● PROBLEM SET
**1.** From the NegoCollab summary, copy verbatim the part that opens with the words containing "Conference: NeurIPS 2025" and closes with "collaborative connected perception.".
**2.** Answer these questions using the NegoCollab summary, each on its own line:
(a) At which conference is the paper listed?
(b) What module does the framework introduce to negotiate a common representation?
(c) How does training cost scale for pairwise adaptation methods?

● EXTRACT
════════════════

Skip to content

NegoCollab: A Common Representation Negotiation Approach for Heterogeneous Collaborative Perception

Conference: NeurIPS 2025 arXiv: 2510.27647 Code: None Area: Multimodal VLM / Collaborative Perception Keywords: Collaborative Perception, Heterogeneity, Common Representation, Domain Adaptation, Autonomous Driving

TL;DR

This paper proposes the NegoCollab framework, which introduces a Negotiator module to negotiate a common representation from the local representations of heterogeneous multimodal agents during training, effectively eliminating domain gaps between heterogeneous collaborative agents and enabling low-cost collaborative connected perception.

Background & Motivation

Background: Multi-agent collaborative perception expands perception range and overcomes blind spots through feature sharing, making it a key direction for V2X communication.

Limitations of Prior Work: Agents may be equipped with different or fixed perception models, leading to domain gaps between intermediate features. Pairwise adaptation methods (MPDA/PnPDA) require training a large number of adapters, with training cost scaling quadratically with the number of agent types.

════════════════

● SUPPLIED ENTRIES
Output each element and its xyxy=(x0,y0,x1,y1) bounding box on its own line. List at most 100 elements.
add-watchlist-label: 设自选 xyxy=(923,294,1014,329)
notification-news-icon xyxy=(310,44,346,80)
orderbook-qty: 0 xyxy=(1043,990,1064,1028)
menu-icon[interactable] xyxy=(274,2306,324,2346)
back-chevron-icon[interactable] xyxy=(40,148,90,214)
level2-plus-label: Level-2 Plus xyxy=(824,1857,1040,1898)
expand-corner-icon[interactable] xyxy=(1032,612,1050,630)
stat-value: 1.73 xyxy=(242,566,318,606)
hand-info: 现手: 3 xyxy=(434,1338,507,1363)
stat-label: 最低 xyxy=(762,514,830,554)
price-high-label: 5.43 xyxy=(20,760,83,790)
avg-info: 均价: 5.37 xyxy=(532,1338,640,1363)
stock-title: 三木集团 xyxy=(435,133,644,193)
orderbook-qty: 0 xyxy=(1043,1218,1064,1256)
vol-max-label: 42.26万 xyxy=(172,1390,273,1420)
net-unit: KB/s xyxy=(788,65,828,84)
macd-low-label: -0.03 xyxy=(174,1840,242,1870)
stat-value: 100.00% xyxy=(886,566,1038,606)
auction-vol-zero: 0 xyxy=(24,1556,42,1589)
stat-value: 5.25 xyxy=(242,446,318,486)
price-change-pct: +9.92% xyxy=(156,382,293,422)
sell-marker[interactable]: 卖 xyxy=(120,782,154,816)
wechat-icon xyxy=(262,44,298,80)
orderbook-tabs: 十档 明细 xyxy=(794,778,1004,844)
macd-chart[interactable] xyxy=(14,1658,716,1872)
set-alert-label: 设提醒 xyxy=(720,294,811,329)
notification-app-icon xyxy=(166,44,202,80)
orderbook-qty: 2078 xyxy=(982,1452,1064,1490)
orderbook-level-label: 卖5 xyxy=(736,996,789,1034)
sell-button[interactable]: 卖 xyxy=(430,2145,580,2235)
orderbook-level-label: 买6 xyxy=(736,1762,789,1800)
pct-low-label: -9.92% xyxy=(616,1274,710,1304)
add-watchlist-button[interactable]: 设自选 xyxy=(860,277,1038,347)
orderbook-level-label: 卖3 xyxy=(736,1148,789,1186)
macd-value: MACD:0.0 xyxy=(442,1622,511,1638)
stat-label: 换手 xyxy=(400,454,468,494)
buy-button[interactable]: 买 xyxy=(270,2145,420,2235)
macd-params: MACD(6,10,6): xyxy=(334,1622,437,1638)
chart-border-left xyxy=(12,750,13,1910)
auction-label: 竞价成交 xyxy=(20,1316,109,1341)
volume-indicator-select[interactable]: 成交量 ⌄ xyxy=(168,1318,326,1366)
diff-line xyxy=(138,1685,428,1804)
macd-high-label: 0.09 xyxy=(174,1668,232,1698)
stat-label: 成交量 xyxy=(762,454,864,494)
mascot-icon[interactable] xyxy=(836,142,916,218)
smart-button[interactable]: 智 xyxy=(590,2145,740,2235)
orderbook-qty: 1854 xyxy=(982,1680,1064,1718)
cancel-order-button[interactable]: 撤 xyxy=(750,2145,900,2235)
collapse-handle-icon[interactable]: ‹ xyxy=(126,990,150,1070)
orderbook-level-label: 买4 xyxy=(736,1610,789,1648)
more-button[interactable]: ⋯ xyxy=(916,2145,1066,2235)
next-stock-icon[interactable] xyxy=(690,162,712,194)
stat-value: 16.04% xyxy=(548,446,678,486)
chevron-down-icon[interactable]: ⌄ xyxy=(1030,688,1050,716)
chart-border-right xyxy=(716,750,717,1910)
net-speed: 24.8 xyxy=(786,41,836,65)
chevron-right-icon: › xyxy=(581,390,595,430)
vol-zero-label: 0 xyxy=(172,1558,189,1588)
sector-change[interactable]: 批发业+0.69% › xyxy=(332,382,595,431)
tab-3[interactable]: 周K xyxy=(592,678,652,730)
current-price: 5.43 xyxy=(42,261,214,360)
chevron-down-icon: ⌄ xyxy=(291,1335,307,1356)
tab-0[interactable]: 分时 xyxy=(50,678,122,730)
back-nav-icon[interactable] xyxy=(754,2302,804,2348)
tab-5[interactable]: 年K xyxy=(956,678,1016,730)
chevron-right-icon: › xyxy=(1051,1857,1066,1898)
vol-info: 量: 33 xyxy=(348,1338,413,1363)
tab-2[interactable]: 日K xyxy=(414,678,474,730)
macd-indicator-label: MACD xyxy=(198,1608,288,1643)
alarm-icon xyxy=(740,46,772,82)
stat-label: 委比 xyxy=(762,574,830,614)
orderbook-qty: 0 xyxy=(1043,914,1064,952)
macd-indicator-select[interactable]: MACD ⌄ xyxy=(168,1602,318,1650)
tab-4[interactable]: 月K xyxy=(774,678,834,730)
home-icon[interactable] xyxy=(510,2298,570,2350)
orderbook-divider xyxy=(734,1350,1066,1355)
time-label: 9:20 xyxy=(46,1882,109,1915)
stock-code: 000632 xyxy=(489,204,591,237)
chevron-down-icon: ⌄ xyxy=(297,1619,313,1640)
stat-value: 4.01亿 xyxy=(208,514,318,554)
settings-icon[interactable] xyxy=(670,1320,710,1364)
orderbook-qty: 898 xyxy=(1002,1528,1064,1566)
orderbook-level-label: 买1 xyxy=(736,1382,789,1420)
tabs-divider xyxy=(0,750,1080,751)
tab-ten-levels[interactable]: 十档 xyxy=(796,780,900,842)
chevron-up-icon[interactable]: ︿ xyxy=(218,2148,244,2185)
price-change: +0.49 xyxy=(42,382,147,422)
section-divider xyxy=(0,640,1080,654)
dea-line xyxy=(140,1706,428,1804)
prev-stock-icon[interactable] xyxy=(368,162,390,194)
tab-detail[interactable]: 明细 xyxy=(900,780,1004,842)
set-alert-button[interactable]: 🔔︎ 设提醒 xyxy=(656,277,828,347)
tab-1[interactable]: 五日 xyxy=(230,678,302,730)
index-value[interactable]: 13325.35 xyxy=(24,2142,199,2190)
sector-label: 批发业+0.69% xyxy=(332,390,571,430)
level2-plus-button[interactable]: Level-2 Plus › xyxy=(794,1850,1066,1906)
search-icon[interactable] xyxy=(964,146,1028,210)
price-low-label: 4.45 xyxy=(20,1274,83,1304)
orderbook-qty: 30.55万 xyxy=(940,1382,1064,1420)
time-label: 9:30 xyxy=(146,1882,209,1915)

════════════════

● ANSWERS PROVIDED
**1.**
Conference: NeurIPS 2025 arXiv: 2510.27647 Code: None Area: Multimodal VLM / Collaborative Perception Keywords: Collaborative Perception, Heterogeneity, Common Representation, Domain Adaptation, Autonomous Driving

TL;DR

This paper proposes the NegoCollab framework, which introduces a Negotiator module to negotiate a common representation from the local representations of heterogeneous multimodal agents during training, effectively eliminating domain gaps between heterogeneous collaborative agents and enabling low-cost collaborative connected perception.

**2.**
(a) NeurIPS 2025
(b) A Negotiator module
(c) Quadratically with the number of agent types